(Dataset records)
----

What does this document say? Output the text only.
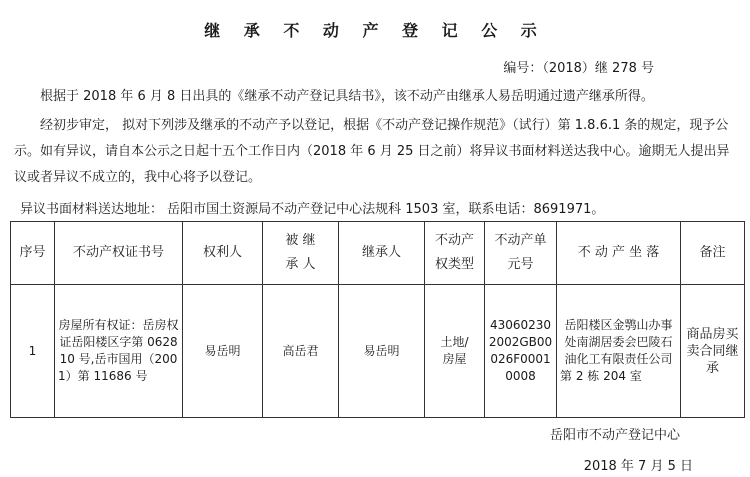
继 承 不 动 产 登 记 公 示
编号：（2018）继 278 号

根据于 2018 年 6 月 8 日出具的《继承不动产登记具结书》，该不动产由继承人易岳明通过遗产继承所得。

经初步审定， 拟对下列涉及继承的不动产予以登记，根据《不动产登记操作规范》（试行）第 1.8.6.1 条的规定，现予公示。如有异议，请自本公示之日起十五个工作日内（2018 年 6 月 25 日之前）将异议书面材料送达我中心。逾期无人提出异议或者异议不成立的，我中心将予以登记。

异议书面材料送达地址： 岳阳市国土资源局不动产登记中心法规科 1503 室，联系电话：8691971。
序号	不动产权证书号	权利人	被 继 承 人	继承人	不动产权类型	不动产单元号	不 动 产 坐 落	备注
1	房屋所有权证：岳房权证岳阳楼区字第 062810 号,岳市国用（2001）第 11686 号	易岳明	高岳君	易岳明	土地/房屋	430602302002GB00026F00010008	岳阳楼区金鹗山办事处南湖居委会巴陵石油化工有限责任公司第 2 栋 204 室	商品房买卖合同继承
岳阳市不动产登记中心
2018 年 7 月 5 日
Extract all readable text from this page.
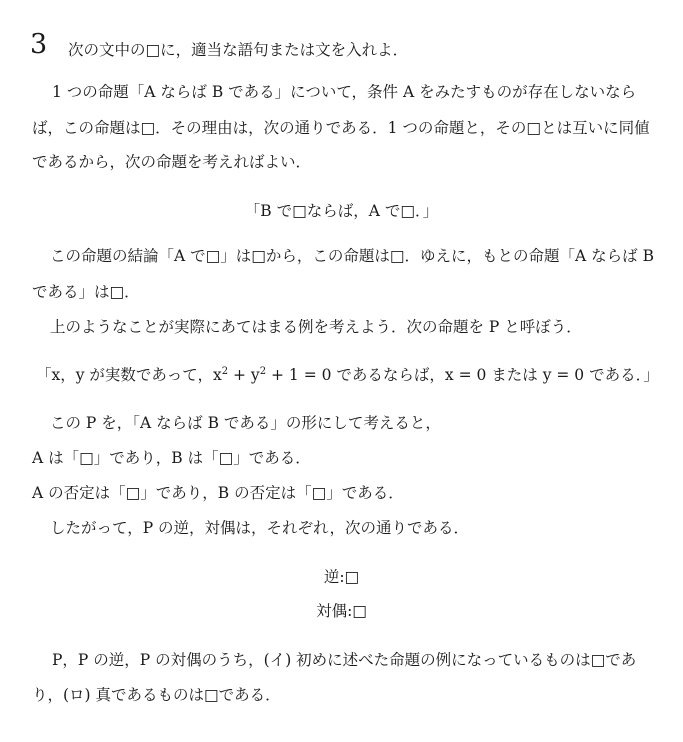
3 次の文中の□に，適当な語句または文を入れよ．
1 つの命題「A ならば B である」について，条件 A をみたすものが存在しないなら
ば，この命題は□．その理由は，次の通りである．1 つの命題と，その□とは互いに同値
であるから，次の命題を考えればよい．
「B で□ならば，A で□．」
この命題の結論「A で□」は□から，この命題は□．ゆえに，もとの命題「A ならば B
である」は□．
上のようなことが実際にあてはまる例を考えよう．次の命題を P と呼ぼう．
「x，y が実数であって，$x^2 + y^2 + 1 = 0$ であるならば，x = 0 または y = 0 である．」
この P を，「A ならば B である」の形にして考えると，
A は「□」であり，B は「□」である．
A の否定は「□」であり，B の否定は「□」である．
したがって，P の逆，対偶は，それぞれ，次の通りである．
逆:□
対偶:□
P，P の逆，P の対偶のうち，(イ) 初めに述べた命題の例になっているものは□であ
り，(ロ) 真であるものは□である．
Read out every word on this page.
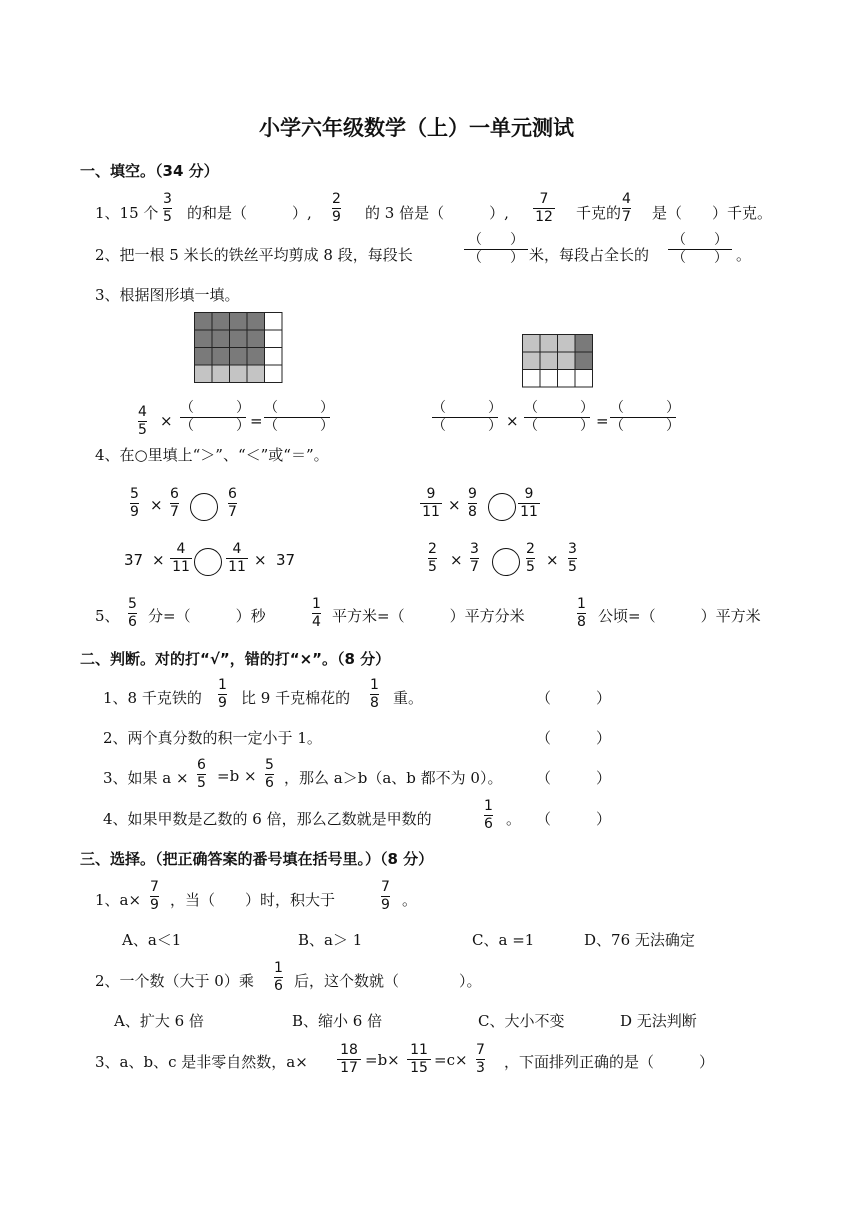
小学六年级数学（上）一单元测试
一、填空。（34 分）
1、15 个
3
5 的和是（　　　）,
2
9 的 3 倍是（　　　）,
7
12 千克的
4
7 是（　　）千克。
2、把一根 5 米长的铁丝平均剪成 8 段，每段长
（　　）
（　　） 米，每段占全长的
（　　）
（　　） 。
3、根据图形填一填。
4
5 ×
（　　　）
（　　　） =
（　　　）
（　　　）
（　　　）
（　　　） ×
（　　　）
（　　　） =
（　　　）
（　　　）
4、在○里填上“＞”、“＜”或“＝”。
5
9 ×
6
7
6
7
9
11 ×
9
8
9
11
37 ×
4
11
4
11 × 37
2
5 ×
3
7
2
5 ×
3
5
5、
5
6 分=（　　　）秒
1
4 平方米=（　　　）平方分米
1
8 公顷=（　　　）平方米
二、判断。对的打“√”，错的打“×”。（8 分）
1、8 千克铁的
1
9 比 9 千克棉花的
1
8 重。	（　　　）
2、两个真分数的积一定小于 1。	（　　　）
3、如果 a ×
6
5 =b ×
5
6 ，那么 a＞b（a、b 都不为 0）。 （　　　）
4、如果甲数是乙数的 6 倍，那么乙数就是甲数的
1
6 。 （　　　）
三、选择。（把正确答案的番号填在括号里。）（8 分）
1、a×
7
9 ，当（　　）时，积大于
7
9 。
A、a＜1	B、a＞ 1	C、a =1	D、76 无法确定
2、一个数（大于 0）乘
1
6 后，这个数就（　　　　）。
A、扩大 6 倍	B、缩小 6 倍	C、大小不变	D 无法判断
3、a、b、c 是非零自然数，a×
18
17 =b×
11
15 =c×
7
3 ，下面排列正确的是（　　　）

----

*What the task asks*
Using the data above, write out every line exactly, leaving the images behind.

*Final result*
What does this document say? Output the text only.
继 承 不 动 产 登 记 公 示
编号：（2018）继 278 号

根据于 2018 年 6 月 8 日出具的《继承不动产登记具结书》，该不动产由继承人易岳明通过遗产继承所得。

经初步审定， 拟对下列涉及继承的不动产予以登记，根据《不动产登记操作规范》（试行）第 1.8.6.1 条的规定，现予公示。如有异议，请自本公示之日起十五个工作日内（2018 年 6 月 25 日之前）将异议书面材料送达我中心。逾期无人提出异议或者异议不成立的，我中心将予以登记。

异议书面材料送达地址： 岳阳市国土资源局不动产登记中心法规科 1503 室，联系电话：8691971。
序号	不动产权证书号	权利人	被 继 承 人	继承人	不动产权类型	不动产单元号	不 动 产 坐 落	备注
1	房屋所有权证：岳房权证岳阳楼区字第 062810 号,岳市国用（2001）第 11686 号	易岳明	高岳君	易岳明	土地/房屋	430602302002GB00026F00010008	岳阳楼区金鹗山办事处南湖居委会巴陵石油化工有限责任公司第 2 栋 204 室	商品房买卖合同继承
岳阳市不动产登记中心
2018 年 7 月 5 日
Extract all readable text from this page.
3 次の文中の□に，適当な語句または文を入れよ．
1 つの命題「A ならば B である」について，条件 A をみたすものが存在しないなら
ば，この命題は□．その理由は，次の通りである．1 つの命題と，その□とは互いに同値
であるから，次の命題を考えればよい．
「B で□ならば，A で□．」
この命題の結論「A で□」は□から，この命題は□．ゆえに，もとの命題「A ならば B
である」は□．
上のようなことが実際にあてはまる例を考えよう．次の命題を P と呼ぼう．
「x，y が実数であって，$x^2 + y^2 + 1 = 0$ であるならば，x = 0 または y = 0 である．」
この P を，「A ならば B である」の形にして考えると，
A は「□」であり，B は「□」である．
A の否定は「□」であり，B の否定は「□」である．
したがって，P の逆，対偶は，それぞれ，次の通りである．
逆:□
対偶:□
P，P の逆，P の対偶のうち，(イ) 初めに述べた命題の例になっているものは□であ
り，(ロ) 真であるものは□である．
Read out every word on this page.
小学六年级数学（上）一单元测试
一、填空。（34 分）
1、15 个
3
5 的和是（　　　）,
2
9 的 3 倍是（　　　）,
7
12 千克的
4
7 是（　　）千克。
2、把一根 5 米长的铁丝平均剪成 8 段，每段长
（　　）
（　　） 米，每段占全长的
（　　）
（　　） 。
3、根据图形填一填。
4
5 ×
（　　　）
（　　　） =
（　　　）
（　　　）
（　　　）
（　　　） ×
（　　　）
（　　　） =
（　　　）
（　　　）
4、在○里填上“＞”、“＜”或“＝”。
5
9 ×
6
7
6
7
9
11 ×
9
8
9
11
37 ×
4
11
4
11 × 37
2
5 ×
3
7
2
5 ×
3
5
5、
5
6 分=（　　　）秒
1
4 平方米=（　　　）平方分米
1
8 公顷=（　　　）平方米
二、判断。对的打“√”，错的打“×”。（8 分）
1、8 千克铁的
1
9 比 9 千克棉花的
1
8 重。	（　　　）
2、两个真分数的积一定小于 1。	（　　　）
3、如果 a ×
6
5 =b ×
5
6 ，那么 a＞b（a、b 都不为 0）。 （　　　）
4、如果甲数是乙数的 6 倍，那么乙数就是甲数的
1
6 。 （　　　）
三、选择。（把正确答案的番号填在括号里。）（8 分）
1、a×
7
9 ，当（　　）时，积大于
7
9 。
A、a＜1	B、a＞ 1	C、a =1	D、76 无法确定
2、一个数（大于 0）乘
1
6 后，这个数就（　　　　）。
A、扩大 6 倍	B、缩小 6 倍	C、大小不变	D 无法判断
3、a、b、c 是非零自然数，a×
18
17 =b×
11
15 =c×
7
3 ，下面排列正确的是（　　　）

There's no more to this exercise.